Gather every line holding the string "individual".

### [Information provided]
▼

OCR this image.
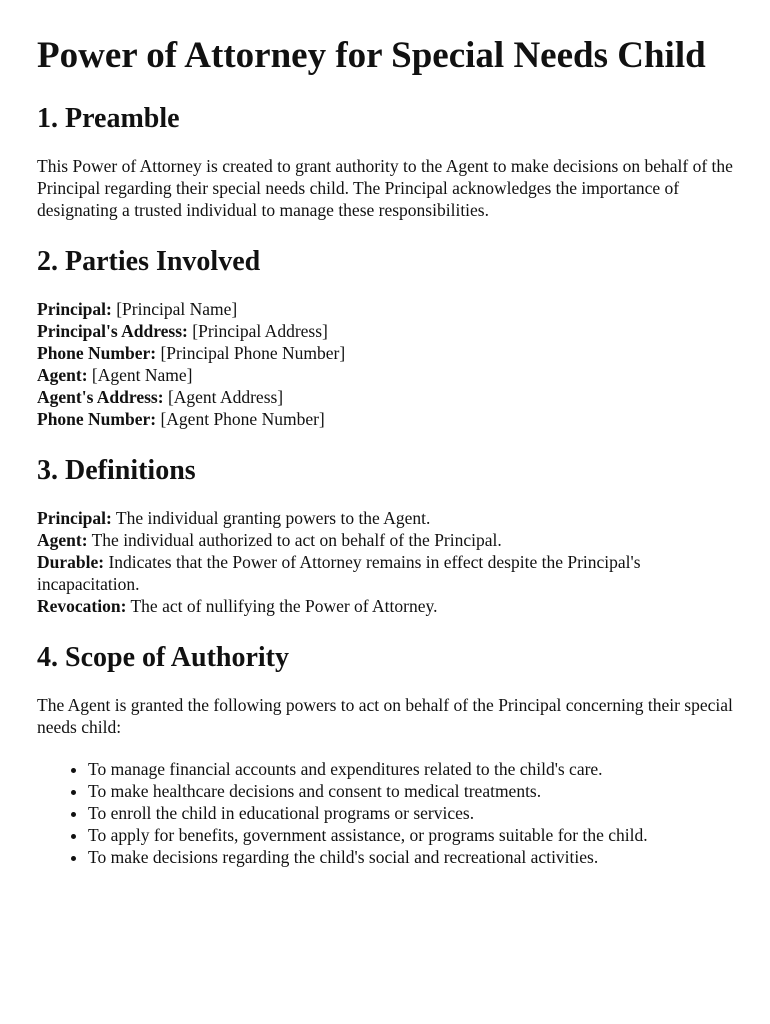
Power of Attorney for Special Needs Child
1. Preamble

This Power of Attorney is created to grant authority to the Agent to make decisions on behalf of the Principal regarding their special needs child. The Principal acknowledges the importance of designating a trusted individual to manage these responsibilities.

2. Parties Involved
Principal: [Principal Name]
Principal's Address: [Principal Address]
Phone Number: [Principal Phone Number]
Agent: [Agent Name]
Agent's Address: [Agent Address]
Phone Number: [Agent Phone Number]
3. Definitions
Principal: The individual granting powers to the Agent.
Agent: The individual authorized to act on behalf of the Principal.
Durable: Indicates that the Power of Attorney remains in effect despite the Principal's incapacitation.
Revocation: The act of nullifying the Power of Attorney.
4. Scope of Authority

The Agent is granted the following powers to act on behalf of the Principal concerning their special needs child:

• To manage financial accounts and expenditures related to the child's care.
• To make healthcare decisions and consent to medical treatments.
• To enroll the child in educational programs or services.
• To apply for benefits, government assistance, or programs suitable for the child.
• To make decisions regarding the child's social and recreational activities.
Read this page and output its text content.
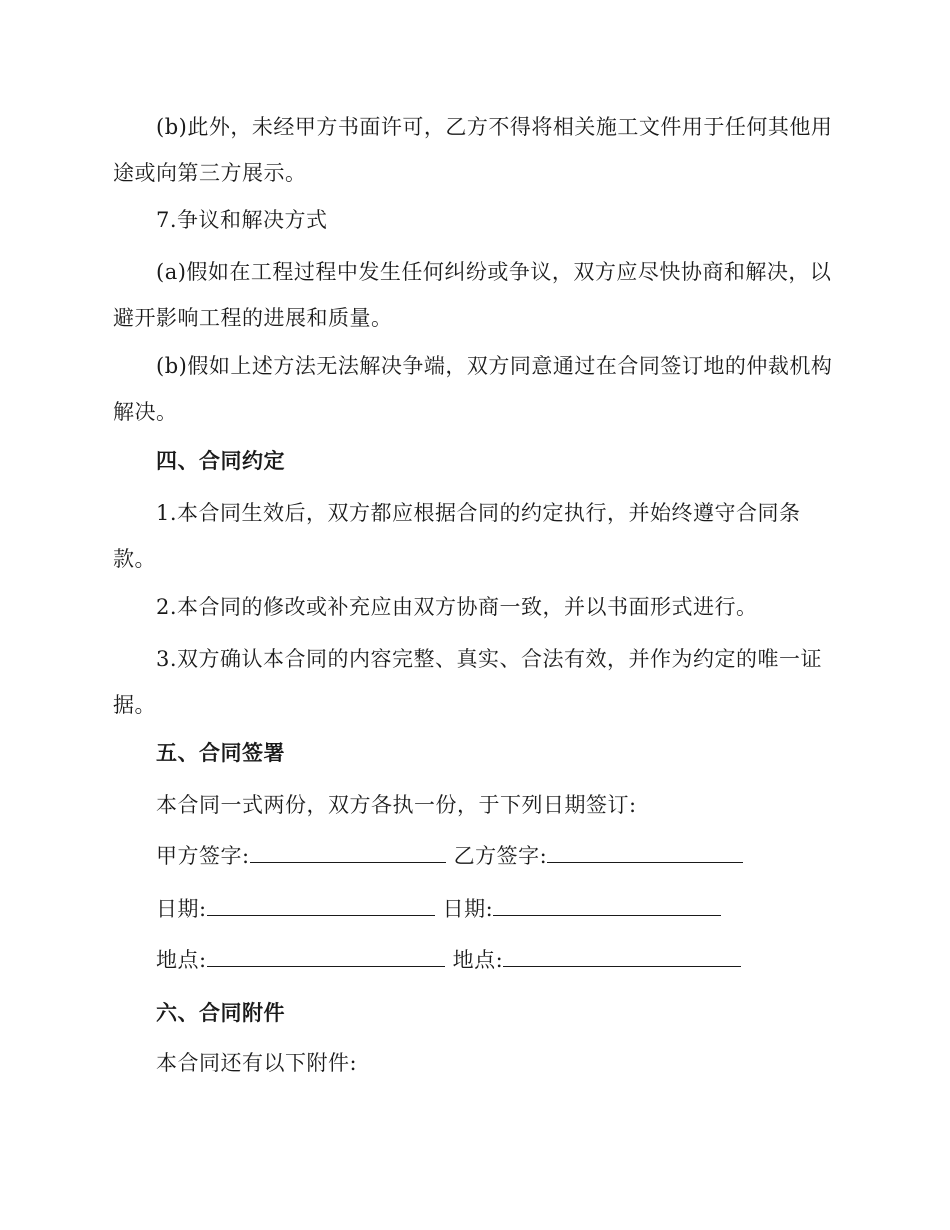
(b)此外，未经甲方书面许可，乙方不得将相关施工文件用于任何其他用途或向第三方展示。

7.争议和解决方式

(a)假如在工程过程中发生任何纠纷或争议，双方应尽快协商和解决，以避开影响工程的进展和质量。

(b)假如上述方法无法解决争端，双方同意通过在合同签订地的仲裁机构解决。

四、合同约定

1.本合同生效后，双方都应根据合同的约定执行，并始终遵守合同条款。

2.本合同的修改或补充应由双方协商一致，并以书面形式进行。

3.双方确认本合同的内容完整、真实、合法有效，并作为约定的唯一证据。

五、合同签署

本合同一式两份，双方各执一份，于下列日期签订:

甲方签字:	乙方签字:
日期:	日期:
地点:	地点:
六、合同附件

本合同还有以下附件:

▲
▼

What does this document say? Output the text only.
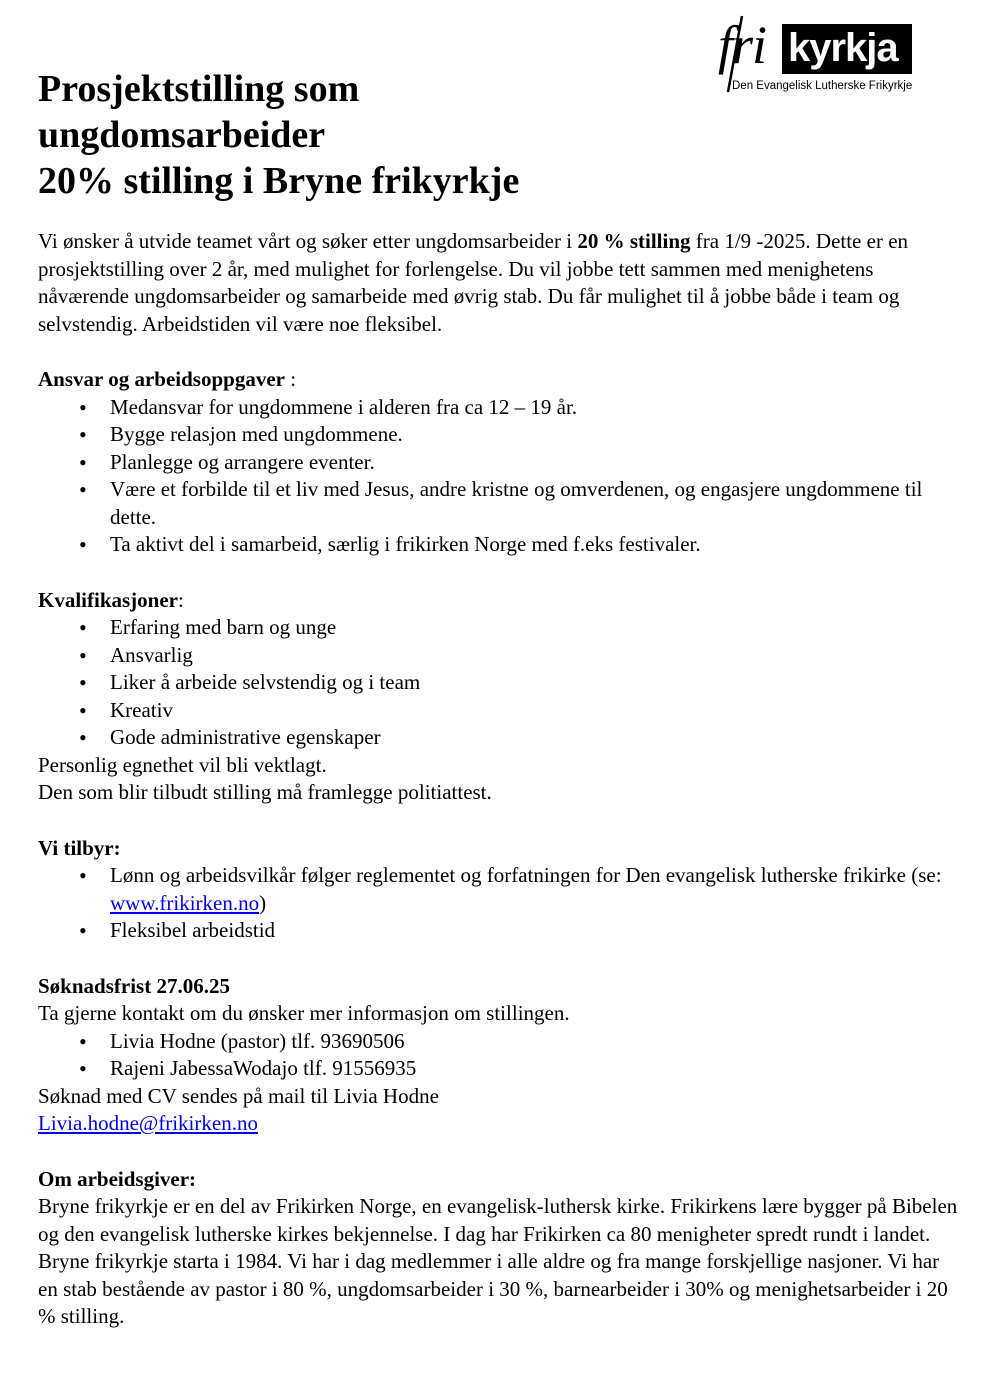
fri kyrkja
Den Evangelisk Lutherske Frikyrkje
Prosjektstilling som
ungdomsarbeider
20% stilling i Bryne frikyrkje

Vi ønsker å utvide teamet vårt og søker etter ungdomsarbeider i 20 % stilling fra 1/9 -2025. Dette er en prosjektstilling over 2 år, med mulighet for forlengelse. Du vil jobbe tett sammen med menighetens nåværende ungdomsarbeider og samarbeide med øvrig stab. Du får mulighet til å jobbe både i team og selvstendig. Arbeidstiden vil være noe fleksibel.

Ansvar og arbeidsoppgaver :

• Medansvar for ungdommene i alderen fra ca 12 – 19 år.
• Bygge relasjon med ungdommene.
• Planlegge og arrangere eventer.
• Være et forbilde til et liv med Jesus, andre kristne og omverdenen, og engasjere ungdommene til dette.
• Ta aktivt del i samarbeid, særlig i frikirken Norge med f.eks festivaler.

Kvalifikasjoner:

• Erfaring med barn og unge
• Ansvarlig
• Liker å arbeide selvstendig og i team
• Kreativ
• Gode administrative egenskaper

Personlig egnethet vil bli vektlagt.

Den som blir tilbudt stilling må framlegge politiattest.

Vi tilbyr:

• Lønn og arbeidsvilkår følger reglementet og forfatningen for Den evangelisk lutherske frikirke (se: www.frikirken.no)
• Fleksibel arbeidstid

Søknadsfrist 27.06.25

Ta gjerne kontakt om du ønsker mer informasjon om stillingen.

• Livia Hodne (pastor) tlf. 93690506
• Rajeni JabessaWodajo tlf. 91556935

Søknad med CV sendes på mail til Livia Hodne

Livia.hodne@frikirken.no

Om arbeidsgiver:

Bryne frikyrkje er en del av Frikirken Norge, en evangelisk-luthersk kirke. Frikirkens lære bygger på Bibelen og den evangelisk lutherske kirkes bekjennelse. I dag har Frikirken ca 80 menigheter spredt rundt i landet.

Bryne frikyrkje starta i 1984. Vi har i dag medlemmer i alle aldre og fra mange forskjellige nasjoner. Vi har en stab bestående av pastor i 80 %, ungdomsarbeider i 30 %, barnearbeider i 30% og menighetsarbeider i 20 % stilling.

▲

### [Answer for the task]
This Power of Attorney is created to grant authority to the Agent to make decisions on behalf of the Principal regarding their special needs child. The Principal acknowledges the importance of designating a trusted individual to manage these responsibilities.
Principal: The individual granting powers to the Agent.
Agent: The individual authorized to act on behalf of the Principal.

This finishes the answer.